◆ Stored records
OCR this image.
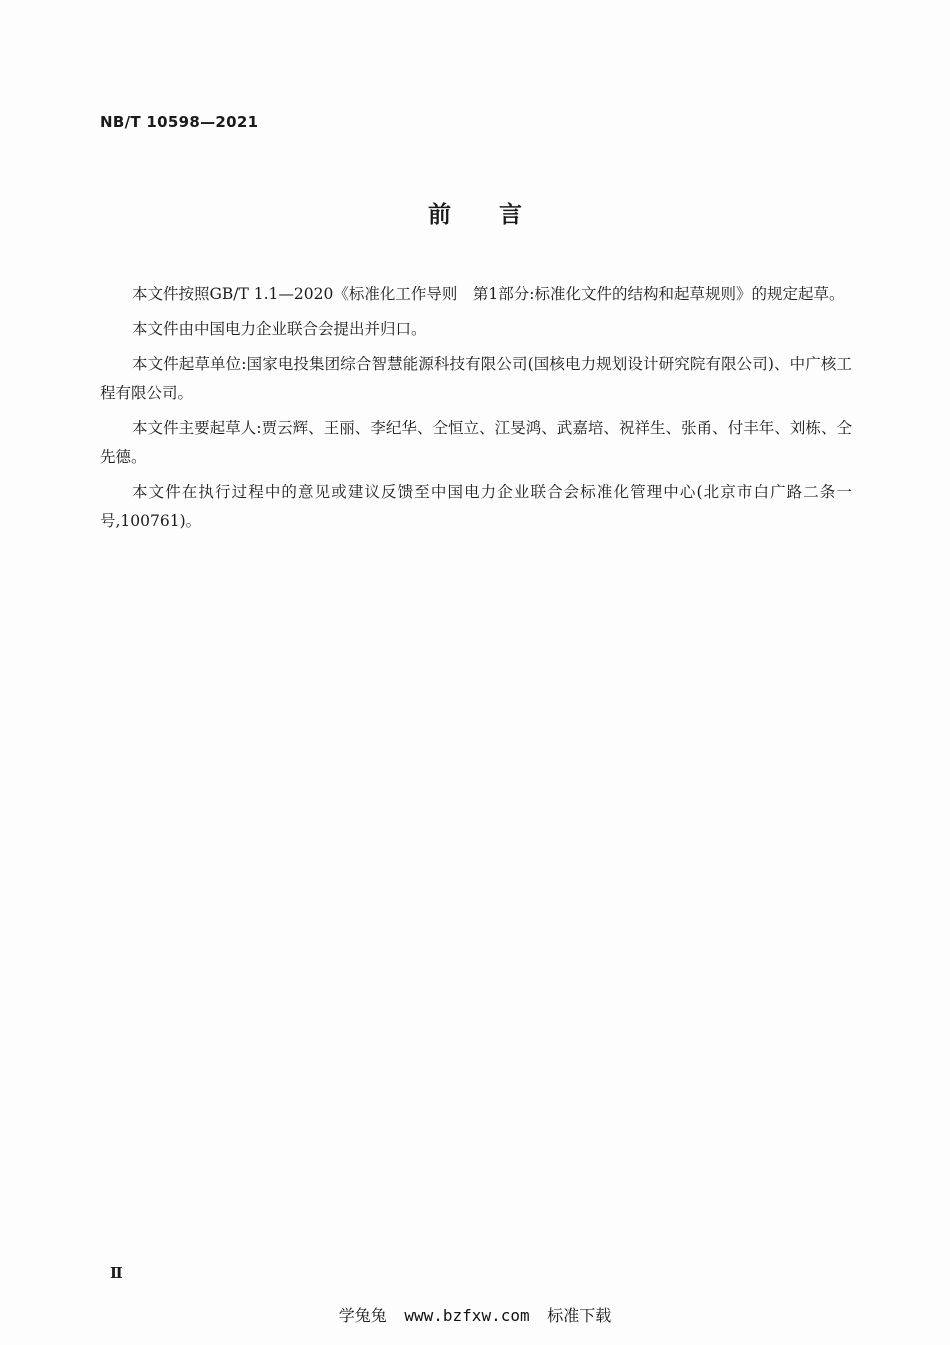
NB/T 10598—2021
前言

本文件按照GB/T 1.1—2020《标准化工作导则　第1部分:标准化文件的结构和起草规则》的规定起草。

本文件由中国电力企业联合会提出并归口。

本文件起草单位:国家电投集团综合智慧能源科技有限公司(国核电力规划设计研究院有限公司)、中广核工程有限公司。

本文件主要起草人:贾云辉、王丽、李纪华、仝恒立、江旻鸿、武嘉培、祝祥生、张甬、付丰年、刘栋、仝先德。

本文件在执行过程中的意见或建议反馈至中国电力企业联合会标准化管理中心(北京市白广路二条一号,100761)。

Ⅱ
学兔兔 www.bzfxw.com 标准下载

◆ WHAT YOU SHOULD DO
Pictures stay out; repeat all the rest of the records exactly.

◆ RESPONSE FOR THIS EXERCISE
OCR this image.
NB/T 10598—2021
前言

本文件按照GB/T 1.1—2020《标准化工作导则　第1部分:标准化文件的结构和起草规则》的规定起草。

本文件由中国电力企业联合会提出并归口。

本文件起草单位:国家电投集团综合智慧能源科技有限公司(国核电力规划设计研究院有限公司)、中广核工程有限公司。

本文件主要起草人:贾云辉、王丽、李纪华、仝恒立、江旻鸿、武嘉培、祝祥生、张甬、付丰年、刘栋、仝先德。

本文件在执行过程中的意见或建议反馈至中国电力企业联合会标准化管理中心(北京市白广路二条一号,100761)。

Ⅱ
学兔兔 www.bzfxw.com 标准下载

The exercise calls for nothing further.